Part of a data file
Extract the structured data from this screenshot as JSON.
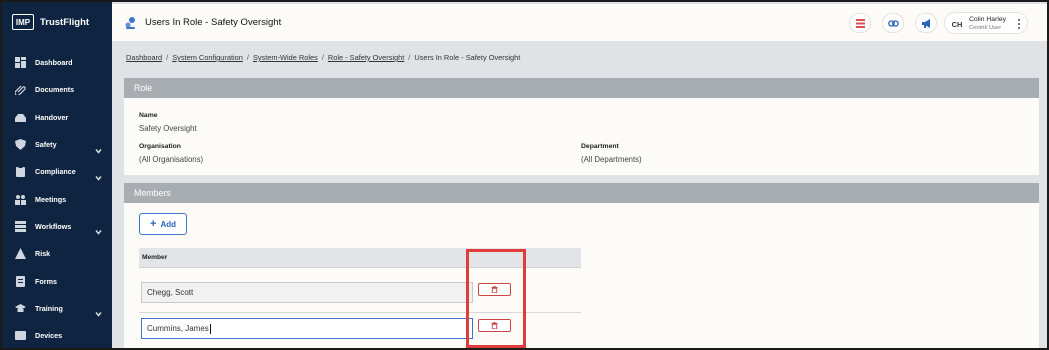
{
  "logo": {
    "badge": "IMP",
    "brand": "TrustFlight"
  },
  "sidebar": {
    "items": [
      {
        "label": "Dashboard",
        "icon": "dashboard-icon",
        "chevron": false
      },
      {
        "label": "Documents",
        "icon": "paperclip-icon",
        "chevron": false
      },
      {
        "label": "Handover",
        "icon": "inbox-icon",
        "chevron": false
      },
      {
        "label": "Safety",
        "icon": "shield-icon",
        "chevron": true
      },
      {
        "label": "Compliance",
        "icon": "clipboard-icon",
        "chevron": true
      },
      {
        "label": "Meetings",
        "icon": "people-icon",
        "chevron": false
      },
      {
        "label": "Workflows",
        "icon": "stack-icon",
        "chevron": true
      },
      {
        "label": "Risk",
        "icon": "warning-icon",
        "chevron": false
      },
      {
        "label": "Forms",
        "icon": "form-icon",
        "chevron": false
      },
      {
        "label": "Training",
        "icon": "graduation-cap-icon",
        "chevron": true
      },
      {
        "label": "Devices",
        "icon": "device-icon",
        "chevron": false
      }
    ]
  },
  "header": {
    "title": "Users In Role - Safety Oversight",
    "user": {
      "initials": "CH",
      "name": "Colin Harley",
      "role": "Centrik User"
    }
  },
  "breadcrumb": [
    {
      "label": "Dashboard",
      "link": true
    },
    {
      "label": "System Configuration",
      "link": true
    },
    {
      "label": "System-Wide Roles",
      "link": true
    },
    {
      "label": "Role - Safety Oversight",
      "link": true
    },
    {
      "label": "Users In Role - Safety Oversight",
      "link": false
    }
  ],
  "role_panel": {
    "header": "Role",
    "name_label": "Name",
    "name_value": "Safety Oversight",
    "org_label": "Organisation",
    "org_value": "(All Organisations)",
    "dept_label": "Department",
    "dept_value": "(All Departments)"
  },
  "members_panel": {
    "header": "Members",
    "add_label": "Add",
    "column_member": "Member",
    "rows": [
      {
        "member": "Chegg, Scott"
      },
      {
        "member": "Cummins, James"
      }
    ]
  },
  "colors": {
    "sidebar_bg": "#0f2440",
    "accent": "#3b76c9",
    "danger": "#cc4444",
    "highlight": "#e03c3c"
  }
}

■ What the task asks
Print out the whole of the material word for word, without pictures.

■ Reply
Extract the structured data from this screenshot as JSON.
{
  "logo": {
    "badge": "IMP",
    "brand": "TrustFlight"
  },
  "sidebar": {
    "items": [
      {
        "label": "Dashboard",
        "icon": "dashboard-icon",
        "chevron": false
      },
      {
        "label": "Documents",
        "icon": "paperclip-icon",
        "chevron": false
      },
      {
        "label": "Handover",
        "icon": "inbox-icon",
        "chevron": false
      },
      {
        "label": "Safety",
        "icon": "shield-icon",
        "chevron": true
      },
      {
        "label": "Compliance",
        "icon": "clipboard-icon",
        "chevron": true
      },
      {
        "label": "Meetings",
        "icon": "people-icon",
        "chevron": false
      },
      {
        "label": "Workflows",
        "icon": "stack-icon",
        "chevron": true
      },
      {
        "label": "Risk",
        "icon": "warning-icon",
        "chevron": false
      },
      {
        "label": "Forms",
        "icon": "form-icon",
        "chevron": false
      },
      {
        "label": "Training",
        "icon": "graduation-cap-icon",
        "chevron": true
      },
      {
        "label": "Devices",
        "icon": "device-icon",
        "chevron": false
      }
    ]
  },
  "header": {
    "title": "Users In Role - Safety Oversight",
    "user": {
      "initials": "CH",
      "name": "Colin Harley",
      "role": "Centrik User"
    }
  },
  "breadcrumb": [
    {
      "label": "Dashboard",
      "link": true
    },
    {
      "label": "System Configuration",
      "link": true
    },
    {
      "label": "System-Wide Roles",
      "link": true
    },
    {
      "label": "Role - Safety Oversight",
      "link": true
    },
    {
      "label": "Users In Role - Safety Oversight",
      "link": false
    }
  ],
  "role_panel": {
    "header": "Role",
    "name_label": "Name",
    "name_value": "Safety Oversight",
    "org_label": "Organisation",
    "org_value": "(All Organisations)",
    "dept_label": "Department",
    "dept_value": "(All Departments)"
  },
  "members_panel": {
    "header": "Members",
    "add_label": "Add",
    "column_member": "Member",
    "rows": [
      {
        "member": "Chegg, Scott"
      },
      {
        "member": "Cummins, James"
      }
    ]
  },
  "colors": {
    "sidebar_bg": "#0f2440",
    "accent": "#3b76c9",
    "danger": "#cc4444",
    "highlight": "#e03c3c"
  }
}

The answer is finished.